_SHORT PROBLEM_.
In the data, switch "Point" to "Marker" in everything from the line with "FancyBboxPatch shape [731,823,772,856]" down to the line with "Point [676,714,699,728]". Return only those lines, otherwise unchanged.

_PROVIDED DATA_.
— START —

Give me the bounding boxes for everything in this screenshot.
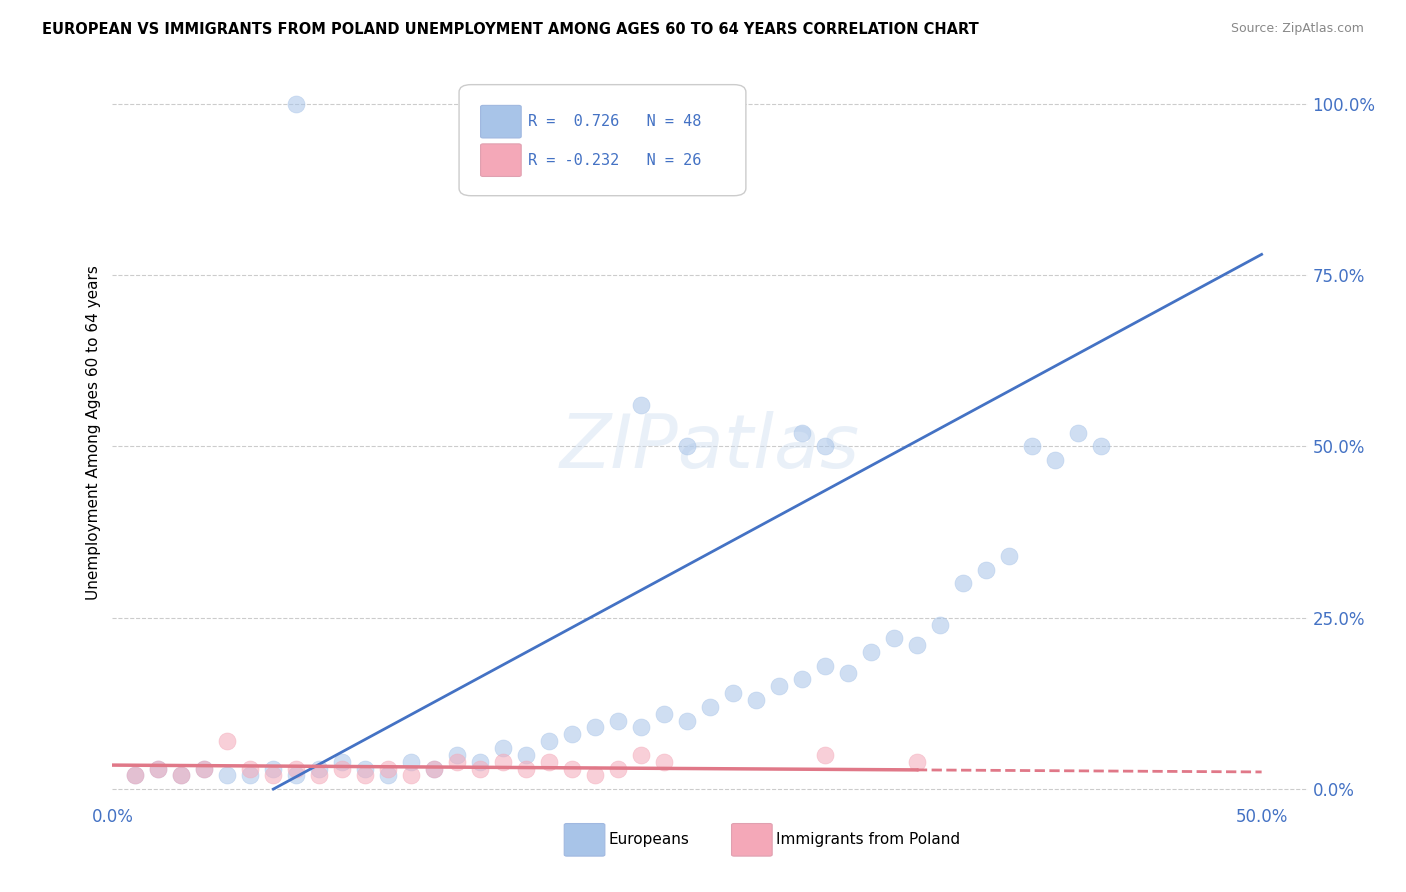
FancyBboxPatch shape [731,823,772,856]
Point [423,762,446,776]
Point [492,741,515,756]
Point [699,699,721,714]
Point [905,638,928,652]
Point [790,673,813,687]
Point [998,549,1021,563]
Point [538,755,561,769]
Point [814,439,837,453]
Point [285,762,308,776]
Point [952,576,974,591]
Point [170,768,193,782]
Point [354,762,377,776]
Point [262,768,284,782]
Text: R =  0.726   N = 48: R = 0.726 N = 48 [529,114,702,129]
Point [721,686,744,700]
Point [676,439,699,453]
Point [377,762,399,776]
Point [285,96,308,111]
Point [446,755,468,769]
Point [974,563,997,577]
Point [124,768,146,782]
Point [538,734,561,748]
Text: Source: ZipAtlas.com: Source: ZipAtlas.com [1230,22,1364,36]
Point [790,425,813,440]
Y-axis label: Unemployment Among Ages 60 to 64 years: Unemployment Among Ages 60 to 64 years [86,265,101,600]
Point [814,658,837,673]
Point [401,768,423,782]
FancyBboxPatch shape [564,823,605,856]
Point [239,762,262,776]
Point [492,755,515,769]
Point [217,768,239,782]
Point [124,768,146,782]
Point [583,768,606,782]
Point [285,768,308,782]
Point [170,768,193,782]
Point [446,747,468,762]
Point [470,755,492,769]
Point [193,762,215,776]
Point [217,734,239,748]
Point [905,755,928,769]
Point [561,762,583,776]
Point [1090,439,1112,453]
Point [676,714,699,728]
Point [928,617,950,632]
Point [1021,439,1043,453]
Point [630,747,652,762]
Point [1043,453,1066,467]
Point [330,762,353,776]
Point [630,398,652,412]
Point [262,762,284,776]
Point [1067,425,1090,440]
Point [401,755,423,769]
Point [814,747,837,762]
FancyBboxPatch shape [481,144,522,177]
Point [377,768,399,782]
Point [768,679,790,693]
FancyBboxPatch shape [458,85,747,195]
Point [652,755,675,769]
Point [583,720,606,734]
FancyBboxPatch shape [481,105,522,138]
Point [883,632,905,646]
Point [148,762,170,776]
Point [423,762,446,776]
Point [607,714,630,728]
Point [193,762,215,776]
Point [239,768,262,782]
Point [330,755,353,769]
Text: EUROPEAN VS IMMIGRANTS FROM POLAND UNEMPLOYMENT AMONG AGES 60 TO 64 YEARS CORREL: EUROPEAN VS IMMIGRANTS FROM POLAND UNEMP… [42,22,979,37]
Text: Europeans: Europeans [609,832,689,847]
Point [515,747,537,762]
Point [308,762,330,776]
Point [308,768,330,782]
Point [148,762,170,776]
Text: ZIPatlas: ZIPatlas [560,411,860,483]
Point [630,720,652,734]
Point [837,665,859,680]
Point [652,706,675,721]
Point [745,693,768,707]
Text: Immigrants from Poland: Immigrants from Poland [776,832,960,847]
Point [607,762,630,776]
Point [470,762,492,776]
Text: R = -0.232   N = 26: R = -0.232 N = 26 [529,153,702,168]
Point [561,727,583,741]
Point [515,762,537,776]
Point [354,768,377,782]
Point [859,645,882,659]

— END —

_CORRECT RESULT_.
FancyBboxPatch shape [731,823,772,856]
Marker [423,762,446,776]
Marker [492,741,515,756]
Marker [699,699,721,714]
Marker [905,638,928,652]
Marker [790,673,813,687]
Marker [998,549,1021,563]
Marker [538,755,561,769]
Marker [814,439,837,453]
Marker [285,762,308,776]
Marker [952,576,974,591]
Marker [170,768,193,782]
Marker [354,762,377,776]
Marker [262,768,284,782]
Text: R =  0.726   N = 48: R = 0.726 N = 48 [529,114,702,129]
Marker [721,686,744,700]
Marker [676,439,699,453]
Marker [377,762,399,776]
Marker [285,96,308,111]
Marker [446,755,468,769]
Marker [974,563,997,577]
Marker [124,768,146,782]
Marker [538,734,561,748]
Text: Source: ZipAtlas.com: Source: ZipAtlas.com [1230,22,1364,36]
Marker [790,425,813,440]
Y-axis label: Unemployment Among Ages 60 to 64 years: Unemployment Among Ages 60 to 64 years [86,265,101,600]
Marker [814,658,837,673]
Marker [401,768,423,782]
FancyBboxPatch shape [564,823,605,856]
Marker [239,762,262,776]
Marker [492,755,515,769]
Marker [217,768,239,782]
Marker [124,768,146,782]
Marker [583,768,606,782]
Marker [285,768,308,782]
Marker [170,768,193,782]
Marker [446,747,468,762]
Marker [470,755,492,769]
Marker [193,762,215,776]
Marker [217,734,239,748]
Marker [905,755,928,769]
Marker [561,762,583,776]
Marker [1090,439,1112,453]
Marker [676,714,699,728]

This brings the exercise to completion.